(Some listing)
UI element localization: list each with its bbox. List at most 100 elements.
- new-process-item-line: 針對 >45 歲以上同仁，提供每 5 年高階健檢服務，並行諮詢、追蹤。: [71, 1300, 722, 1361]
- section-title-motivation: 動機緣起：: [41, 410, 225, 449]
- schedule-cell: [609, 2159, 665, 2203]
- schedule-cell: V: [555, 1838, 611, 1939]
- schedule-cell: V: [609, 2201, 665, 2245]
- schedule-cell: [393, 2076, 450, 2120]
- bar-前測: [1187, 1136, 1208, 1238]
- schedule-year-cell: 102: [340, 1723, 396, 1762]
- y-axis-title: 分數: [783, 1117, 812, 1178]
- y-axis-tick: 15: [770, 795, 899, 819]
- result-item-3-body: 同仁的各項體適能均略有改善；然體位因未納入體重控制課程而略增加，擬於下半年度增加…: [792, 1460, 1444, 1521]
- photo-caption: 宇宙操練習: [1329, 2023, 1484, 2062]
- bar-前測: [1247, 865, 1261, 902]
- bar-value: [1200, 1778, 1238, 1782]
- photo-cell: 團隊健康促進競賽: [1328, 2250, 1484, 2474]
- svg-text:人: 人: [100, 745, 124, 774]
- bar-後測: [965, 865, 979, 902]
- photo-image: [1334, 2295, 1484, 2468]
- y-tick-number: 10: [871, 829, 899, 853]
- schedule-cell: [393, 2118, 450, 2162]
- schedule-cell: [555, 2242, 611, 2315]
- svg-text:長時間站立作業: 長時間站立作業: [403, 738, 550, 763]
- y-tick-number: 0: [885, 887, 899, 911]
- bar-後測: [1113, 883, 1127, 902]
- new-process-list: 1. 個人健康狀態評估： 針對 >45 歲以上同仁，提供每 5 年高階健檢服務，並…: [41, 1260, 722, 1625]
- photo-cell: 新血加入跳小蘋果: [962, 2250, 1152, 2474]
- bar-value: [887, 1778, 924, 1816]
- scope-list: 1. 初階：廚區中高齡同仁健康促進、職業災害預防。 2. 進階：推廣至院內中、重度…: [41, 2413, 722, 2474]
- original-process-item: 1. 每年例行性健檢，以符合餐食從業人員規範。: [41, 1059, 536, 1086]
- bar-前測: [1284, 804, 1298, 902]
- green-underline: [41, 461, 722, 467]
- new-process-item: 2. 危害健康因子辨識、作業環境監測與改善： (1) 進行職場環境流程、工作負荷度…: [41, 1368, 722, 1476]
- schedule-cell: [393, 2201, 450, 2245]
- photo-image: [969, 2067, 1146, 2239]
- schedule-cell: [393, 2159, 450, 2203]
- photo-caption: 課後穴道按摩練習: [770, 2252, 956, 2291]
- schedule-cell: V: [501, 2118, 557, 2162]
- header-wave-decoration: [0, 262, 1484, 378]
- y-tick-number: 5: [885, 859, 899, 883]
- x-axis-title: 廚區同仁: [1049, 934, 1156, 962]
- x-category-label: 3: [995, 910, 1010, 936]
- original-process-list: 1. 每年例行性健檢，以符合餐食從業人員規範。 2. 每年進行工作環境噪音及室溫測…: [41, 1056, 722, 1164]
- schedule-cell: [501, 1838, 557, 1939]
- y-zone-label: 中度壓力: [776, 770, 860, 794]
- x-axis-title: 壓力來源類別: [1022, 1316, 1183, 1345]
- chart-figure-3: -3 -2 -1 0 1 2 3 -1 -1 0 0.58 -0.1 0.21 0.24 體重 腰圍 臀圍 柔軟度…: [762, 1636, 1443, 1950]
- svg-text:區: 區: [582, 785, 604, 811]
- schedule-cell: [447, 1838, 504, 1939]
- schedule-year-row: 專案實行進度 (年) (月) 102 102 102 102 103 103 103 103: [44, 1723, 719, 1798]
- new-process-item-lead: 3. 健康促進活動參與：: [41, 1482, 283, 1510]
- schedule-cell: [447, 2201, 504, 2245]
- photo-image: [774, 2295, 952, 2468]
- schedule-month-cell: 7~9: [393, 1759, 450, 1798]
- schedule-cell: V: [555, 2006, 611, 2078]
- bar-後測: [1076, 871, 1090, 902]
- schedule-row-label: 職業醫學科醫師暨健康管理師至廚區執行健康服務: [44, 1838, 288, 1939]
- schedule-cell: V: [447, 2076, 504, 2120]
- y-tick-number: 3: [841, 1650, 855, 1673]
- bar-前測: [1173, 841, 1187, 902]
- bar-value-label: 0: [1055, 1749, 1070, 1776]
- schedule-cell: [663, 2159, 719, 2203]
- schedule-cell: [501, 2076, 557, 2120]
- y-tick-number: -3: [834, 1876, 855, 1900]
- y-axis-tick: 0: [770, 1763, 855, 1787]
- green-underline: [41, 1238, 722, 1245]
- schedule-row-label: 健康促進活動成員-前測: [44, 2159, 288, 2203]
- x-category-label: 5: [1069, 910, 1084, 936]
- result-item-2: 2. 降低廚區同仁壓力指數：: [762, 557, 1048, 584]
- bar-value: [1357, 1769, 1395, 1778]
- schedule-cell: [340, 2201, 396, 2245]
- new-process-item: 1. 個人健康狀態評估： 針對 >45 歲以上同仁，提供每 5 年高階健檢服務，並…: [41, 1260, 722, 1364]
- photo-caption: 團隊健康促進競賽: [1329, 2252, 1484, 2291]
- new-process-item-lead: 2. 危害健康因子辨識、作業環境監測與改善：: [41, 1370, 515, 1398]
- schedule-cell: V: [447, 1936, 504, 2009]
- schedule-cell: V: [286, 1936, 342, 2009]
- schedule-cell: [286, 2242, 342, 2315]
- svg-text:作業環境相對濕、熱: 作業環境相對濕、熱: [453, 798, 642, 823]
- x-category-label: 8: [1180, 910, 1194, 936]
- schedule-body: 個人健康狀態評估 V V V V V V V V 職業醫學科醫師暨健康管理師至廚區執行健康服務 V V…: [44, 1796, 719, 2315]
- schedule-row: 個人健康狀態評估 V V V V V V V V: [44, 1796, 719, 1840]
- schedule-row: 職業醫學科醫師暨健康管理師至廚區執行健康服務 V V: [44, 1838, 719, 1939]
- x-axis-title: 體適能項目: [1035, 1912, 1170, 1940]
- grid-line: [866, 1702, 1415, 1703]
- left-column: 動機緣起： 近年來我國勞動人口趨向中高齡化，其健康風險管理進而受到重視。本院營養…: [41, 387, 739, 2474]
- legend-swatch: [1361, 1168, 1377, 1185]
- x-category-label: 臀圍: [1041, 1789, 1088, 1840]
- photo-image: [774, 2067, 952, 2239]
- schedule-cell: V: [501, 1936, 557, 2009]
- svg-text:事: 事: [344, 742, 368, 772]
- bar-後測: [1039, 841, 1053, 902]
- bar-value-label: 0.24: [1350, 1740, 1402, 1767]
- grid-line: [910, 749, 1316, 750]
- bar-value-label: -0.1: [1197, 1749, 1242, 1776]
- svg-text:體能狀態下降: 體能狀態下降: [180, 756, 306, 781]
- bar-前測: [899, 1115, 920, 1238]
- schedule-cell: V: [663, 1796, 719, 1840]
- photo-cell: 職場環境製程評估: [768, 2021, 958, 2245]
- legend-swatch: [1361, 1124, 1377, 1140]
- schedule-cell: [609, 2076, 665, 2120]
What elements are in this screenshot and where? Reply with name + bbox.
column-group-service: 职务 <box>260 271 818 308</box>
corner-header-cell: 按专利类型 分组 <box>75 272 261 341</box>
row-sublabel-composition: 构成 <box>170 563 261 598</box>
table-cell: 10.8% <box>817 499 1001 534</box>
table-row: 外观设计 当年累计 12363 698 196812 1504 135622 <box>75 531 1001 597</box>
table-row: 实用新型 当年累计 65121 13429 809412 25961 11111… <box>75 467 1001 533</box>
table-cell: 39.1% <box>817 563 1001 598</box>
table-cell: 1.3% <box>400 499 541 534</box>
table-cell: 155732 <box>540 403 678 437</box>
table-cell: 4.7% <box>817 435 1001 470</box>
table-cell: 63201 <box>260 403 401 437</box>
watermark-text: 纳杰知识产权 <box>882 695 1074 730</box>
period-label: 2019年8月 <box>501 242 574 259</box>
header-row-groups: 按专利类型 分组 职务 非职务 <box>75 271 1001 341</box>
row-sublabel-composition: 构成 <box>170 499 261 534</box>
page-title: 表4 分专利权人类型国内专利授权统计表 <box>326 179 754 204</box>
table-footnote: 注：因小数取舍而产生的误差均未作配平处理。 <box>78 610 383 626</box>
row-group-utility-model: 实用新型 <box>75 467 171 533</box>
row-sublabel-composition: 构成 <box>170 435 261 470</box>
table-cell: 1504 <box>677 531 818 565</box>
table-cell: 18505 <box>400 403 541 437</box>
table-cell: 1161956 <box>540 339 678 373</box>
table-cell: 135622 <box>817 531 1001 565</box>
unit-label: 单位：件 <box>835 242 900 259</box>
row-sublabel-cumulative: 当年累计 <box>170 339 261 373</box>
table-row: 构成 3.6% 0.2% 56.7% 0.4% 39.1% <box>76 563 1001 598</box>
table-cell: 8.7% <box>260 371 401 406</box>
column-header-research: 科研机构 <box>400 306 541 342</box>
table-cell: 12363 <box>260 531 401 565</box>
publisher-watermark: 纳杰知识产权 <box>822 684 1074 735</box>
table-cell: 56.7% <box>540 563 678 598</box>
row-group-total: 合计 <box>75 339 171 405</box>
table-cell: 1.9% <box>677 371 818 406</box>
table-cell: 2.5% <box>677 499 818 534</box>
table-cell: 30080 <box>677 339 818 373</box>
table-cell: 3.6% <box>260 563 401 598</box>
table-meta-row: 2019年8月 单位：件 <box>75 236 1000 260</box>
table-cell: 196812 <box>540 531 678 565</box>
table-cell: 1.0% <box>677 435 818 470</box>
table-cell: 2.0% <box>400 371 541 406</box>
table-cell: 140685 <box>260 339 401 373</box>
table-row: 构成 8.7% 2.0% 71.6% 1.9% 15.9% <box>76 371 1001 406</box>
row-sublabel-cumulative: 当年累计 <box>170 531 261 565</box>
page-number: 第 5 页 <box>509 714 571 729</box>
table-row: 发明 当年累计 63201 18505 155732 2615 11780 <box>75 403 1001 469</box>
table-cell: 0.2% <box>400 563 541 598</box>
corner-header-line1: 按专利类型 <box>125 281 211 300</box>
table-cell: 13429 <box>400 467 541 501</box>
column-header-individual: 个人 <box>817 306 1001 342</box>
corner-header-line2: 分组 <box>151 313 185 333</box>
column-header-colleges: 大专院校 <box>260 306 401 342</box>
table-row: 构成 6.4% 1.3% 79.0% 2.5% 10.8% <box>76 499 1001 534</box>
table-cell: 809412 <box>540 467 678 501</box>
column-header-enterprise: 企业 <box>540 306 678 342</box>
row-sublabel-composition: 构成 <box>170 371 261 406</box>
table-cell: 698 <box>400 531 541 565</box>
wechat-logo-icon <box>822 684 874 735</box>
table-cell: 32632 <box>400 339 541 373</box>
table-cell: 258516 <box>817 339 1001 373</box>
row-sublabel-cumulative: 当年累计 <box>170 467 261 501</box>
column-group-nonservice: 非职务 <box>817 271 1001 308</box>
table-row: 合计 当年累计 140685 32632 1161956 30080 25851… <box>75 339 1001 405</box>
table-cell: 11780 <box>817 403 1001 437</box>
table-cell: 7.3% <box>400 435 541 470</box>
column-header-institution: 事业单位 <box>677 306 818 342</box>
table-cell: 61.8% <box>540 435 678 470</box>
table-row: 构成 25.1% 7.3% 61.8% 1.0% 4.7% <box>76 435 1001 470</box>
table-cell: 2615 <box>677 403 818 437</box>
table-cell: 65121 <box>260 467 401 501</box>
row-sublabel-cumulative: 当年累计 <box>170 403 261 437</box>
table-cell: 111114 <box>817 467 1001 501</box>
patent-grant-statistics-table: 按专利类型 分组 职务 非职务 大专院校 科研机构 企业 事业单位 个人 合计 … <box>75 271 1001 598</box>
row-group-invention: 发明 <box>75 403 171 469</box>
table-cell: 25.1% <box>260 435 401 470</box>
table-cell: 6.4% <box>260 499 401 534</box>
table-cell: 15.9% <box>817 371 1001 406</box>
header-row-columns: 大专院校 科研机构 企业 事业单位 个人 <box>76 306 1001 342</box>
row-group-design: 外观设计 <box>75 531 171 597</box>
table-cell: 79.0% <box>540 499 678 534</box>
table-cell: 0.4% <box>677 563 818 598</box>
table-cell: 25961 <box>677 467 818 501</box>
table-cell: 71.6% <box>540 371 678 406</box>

PROBLEM TO SOLVE. Can you transcribe the listing above word for word, beginning with its very first line and continuing through the line that contains "- new-process-list: 1.", with both of those lines included?

RESULT FOR THIS EXERCISE.
UI element localization: list each with its bbox. List at most 100 elements.
- new-process-item-line: 針對 >45 歲以上同仁，提供每 5 年高階健檢服務，並行諮詢、追蹤。: [71, 1300, 722, 1361]
- section-title-motivation: 動機緣起：: [41, 410, 225, 449]
- schedule-cell: [609, 2159, 665, 2203]
- schedule-cell: V: [555, 1838, 611, 1939]
- schedule-cell: V: [609, 2201, 665, 2245]
- schedule-cell: [393, 2076, 450, 2120]
- bar-前測: [1187, 1136, 1208, 1238]
- schedule-year-cell: 102: [340, 1723, 396, 1762]
- y-axis-title: 分數: [783, 1117, 812, 1178]
- y-axis-tick: 15: [770, 795, 899, 819]
- result-item-3-body: 同仁的各項體適能均略有改善；然體位因未納入體重控制課程而略增加，擬於下半年度增加…: [792, 1460, 1444, 1521]
- photo-caption: 宇宙操練習: [1329, 2023, 1484, 2062]
- bar-前測: [1247, 865, 1261, 902]
- bar-value: [1200, 1778, 1238, 1782]
- photo-cell: 團隊健康促進競賽: [1328, 2250, 1484, 2474]
- svg-text:人: 人: [100, 745, 124, 774]
- bar-後測: [965, 865, 979, 902]
- photo-image: [1334, 2295, 1484, 2468]
- y-tick-number: 10: [871, 829, 899, 853]
- schedule-cell: [393, 2118, 450, 2162]
- schedule-cell: [555, 2242, 611, 2315]
- svg-text:長時間站立作業: 長時間站立作業: [403, 738, 550, 763]
- y-tick-number: 0: [885, 887, 899, 911]
- bar-後測: [1113, 883, 1127, 902]
- new-process-list: 1. 個人健康狀態評估： 針對 >45 歲以上同仁，提供每 5 年高階健檢服務，並…: [41, 1260, 722, 1625]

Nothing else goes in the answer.